## What the task requires
Report every line below that holds the word "helps".

Extracted data entries:
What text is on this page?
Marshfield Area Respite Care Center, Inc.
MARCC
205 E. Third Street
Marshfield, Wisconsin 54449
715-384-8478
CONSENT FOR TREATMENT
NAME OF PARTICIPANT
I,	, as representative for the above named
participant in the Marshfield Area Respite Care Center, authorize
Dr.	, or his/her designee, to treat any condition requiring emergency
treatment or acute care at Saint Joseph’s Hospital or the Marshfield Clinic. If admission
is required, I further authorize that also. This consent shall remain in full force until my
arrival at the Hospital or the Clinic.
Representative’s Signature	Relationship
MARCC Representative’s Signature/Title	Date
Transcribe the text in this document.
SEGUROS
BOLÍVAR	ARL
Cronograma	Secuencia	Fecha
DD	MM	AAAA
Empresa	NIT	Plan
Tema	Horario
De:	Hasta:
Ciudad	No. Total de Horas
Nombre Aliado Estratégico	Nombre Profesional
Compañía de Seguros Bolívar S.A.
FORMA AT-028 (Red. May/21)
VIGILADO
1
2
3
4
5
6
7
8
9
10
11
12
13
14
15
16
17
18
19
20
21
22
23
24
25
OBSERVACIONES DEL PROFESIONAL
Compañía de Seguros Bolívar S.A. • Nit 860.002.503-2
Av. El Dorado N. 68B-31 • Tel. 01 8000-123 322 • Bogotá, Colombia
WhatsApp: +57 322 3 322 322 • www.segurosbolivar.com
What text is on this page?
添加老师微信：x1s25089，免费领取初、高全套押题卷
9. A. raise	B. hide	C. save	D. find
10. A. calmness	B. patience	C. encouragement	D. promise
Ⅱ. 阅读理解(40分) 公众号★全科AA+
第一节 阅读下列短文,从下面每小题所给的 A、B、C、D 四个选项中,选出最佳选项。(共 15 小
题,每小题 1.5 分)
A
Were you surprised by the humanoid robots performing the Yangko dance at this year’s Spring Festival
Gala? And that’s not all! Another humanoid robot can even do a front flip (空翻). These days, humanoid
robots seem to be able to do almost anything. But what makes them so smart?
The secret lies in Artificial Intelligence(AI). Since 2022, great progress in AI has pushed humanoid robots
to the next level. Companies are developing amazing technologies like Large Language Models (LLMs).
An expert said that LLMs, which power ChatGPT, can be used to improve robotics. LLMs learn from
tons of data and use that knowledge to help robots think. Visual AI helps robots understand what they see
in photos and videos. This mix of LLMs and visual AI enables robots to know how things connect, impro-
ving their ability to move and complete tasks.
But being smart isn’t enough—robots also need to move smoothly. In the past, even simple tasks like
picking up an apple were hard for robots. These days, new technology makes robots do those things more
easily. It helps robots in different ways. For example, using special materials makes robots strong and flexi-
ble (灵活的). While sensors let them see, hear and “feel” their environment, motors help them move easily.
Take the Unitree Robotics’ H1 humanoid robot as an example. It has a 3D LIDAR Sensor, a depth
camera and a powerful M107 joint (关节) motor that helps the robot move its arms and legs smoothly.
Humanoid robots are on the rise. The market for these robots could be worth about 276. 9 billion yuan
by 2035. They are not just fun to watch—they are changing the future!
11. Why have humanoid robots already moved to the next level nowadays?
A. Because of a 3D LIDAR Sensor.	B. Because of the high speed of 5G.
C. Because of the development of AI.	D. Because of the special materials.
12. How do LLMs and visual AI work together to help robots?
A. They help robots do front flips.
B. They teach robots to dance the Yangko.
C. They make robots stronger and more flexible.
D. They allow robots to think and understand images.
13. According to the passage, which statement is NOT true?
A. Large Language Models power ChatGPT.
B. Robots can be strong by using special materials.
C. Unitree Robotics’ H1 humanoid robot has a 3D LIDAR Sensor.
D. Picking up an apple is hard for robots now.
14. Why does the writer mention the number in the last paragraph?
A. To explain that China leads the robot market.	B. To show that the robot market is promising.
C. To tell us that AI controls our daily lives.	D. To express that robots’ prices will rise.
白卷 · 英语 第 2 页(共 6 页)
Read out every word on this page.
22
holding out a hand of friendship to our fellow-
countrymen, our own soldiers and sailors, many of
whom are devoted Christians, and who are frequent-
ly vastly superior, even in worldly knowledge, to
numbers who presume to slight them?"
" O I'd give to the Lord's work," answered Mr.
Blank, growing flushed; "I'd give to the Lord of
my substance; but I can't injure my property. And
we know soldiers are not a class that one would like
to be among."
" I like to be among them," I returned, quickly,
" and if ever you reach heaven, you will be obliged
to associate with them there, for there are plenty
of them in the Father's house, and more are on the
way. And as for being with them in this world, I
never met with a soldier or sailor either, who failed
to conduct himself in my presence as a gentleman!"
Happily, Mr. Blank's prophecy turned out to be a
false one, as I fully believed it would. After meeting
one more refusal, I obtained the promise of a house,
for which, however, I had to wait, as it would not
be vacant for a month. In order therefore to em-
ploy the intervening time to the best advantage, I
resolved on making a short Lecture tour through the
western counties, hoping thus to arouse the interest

## Response below
tons of data and use that knowledge to help robots think. Visual AI helps robots understand what they see
easily. It helps robots in different ways. For example, using special materials makes robots strong and flexi-
camera and a powerful M107 joint (关节) motor that helps the robot move its arms and legs smoothly.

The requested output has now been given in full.